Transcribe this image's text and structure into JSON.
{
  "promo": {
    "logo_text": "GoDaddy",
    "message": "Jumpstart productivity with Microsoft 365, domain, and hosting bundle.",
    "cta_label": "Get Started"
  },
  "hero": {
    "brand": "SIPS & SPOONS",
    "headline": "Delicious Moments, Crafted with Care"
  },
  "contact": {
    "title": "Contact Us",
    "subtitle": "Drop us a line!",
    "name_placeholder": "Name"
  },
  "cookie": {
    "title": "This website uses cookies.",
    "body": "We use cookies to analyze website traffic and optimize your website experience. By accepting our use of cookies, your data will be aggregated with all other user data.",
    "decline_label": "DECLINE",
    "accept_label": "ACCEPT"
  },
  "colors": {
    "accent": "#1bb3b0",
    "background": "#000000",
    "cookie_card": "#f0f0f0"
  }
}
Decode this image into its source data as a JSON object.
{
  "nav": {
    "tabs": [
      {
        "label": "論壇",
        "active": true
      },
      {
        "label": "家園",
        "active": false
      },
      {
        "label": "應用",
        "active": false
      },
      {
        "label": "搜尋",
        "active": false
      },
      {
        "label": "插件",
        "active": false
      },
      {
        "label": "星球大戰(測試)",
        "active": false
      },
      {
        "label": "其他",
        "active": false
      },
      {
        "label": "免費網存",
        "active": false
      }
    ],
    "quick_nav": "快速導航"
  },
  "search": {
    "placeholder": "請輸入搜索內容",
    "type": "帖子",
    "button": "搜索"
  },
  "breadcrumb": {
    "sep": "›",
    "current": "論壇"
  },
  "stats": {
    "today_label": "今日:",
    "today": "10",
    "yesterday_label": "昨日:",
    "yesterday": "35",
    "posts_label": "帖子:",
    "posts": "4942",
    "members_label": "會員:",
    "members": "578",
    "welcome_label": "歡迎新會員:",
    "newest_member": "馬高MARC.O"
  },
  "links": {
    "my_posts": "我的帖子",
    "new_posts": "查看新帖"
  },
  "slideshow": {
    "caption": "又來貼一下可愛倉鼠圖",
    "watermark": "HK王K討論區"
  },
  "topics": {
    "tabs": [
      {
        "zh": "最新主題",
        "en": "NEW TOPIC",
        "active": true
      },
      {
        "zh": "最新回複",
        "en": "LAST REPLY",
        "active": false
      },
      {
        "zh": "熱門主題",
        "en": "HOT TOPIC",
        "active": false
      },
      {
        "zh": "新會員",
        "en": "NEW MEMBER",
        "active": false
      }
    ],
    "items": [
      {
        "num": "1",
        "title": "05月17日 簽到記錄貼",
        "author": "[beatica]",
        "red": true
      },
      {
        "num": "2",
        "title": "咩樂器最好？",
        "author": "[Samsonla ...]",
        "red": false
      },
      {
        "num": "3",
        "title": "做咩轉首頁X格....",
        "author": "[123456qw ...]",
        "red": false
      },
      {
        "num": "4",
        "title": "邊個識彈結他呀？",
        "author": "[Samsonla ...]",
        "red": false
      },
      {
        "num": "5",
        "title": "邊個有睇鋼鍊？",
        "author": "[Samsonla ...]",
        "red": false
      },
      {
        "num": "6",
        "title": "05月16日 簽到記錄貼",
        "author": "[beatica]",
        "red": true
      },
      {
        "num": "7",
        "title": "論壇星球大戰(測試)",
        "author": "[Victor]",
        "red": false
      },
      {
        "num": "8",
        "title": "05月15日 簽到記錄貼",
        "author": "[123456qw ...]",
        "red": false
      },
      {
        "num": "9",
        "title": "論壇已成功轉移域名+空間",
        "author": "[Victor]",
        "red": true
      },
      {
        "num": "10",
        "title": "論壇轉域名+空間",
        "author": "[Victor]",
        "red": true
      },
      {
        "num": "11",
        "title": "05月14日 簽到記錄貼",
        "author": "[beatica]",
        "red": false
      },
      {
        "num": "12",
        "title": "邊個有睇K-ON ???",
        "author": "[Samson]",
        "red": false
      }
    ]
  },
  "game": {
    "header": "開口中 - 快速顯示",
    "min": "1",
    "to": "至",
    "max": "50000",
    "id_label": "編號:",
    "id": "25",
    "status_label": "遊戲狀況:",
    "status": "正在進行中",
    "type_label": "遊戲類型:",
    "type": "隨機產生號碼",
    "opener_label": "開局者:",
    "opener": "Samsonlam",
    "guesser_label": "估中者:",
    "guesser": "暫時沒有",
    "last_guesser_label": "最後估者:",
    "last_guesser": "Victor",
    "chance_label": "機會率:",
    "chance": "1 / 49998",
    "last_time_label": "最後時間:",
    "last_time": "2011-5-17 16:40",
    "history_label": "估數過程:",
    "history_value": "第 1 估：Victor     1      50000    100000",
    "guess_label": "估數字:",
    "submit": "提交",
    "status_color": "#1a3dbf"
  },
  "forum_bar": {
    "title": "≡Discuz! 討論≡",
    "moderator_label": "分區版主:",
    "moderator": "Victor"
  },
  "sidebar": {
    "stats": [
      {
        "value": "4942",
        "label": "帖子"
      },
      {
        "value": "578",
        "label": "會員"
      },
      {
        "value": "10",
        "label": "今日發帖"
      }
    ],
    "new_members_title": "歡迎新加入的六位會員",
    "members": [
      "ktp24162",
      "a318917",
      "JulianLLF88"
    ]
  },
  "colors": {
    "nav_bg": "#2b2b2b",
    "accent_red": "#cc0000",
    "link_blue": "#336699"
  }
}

==============================

-- Written exercise --
Scan the records above and report how many lines include the word "data", without any other text.

-- Task solution --
2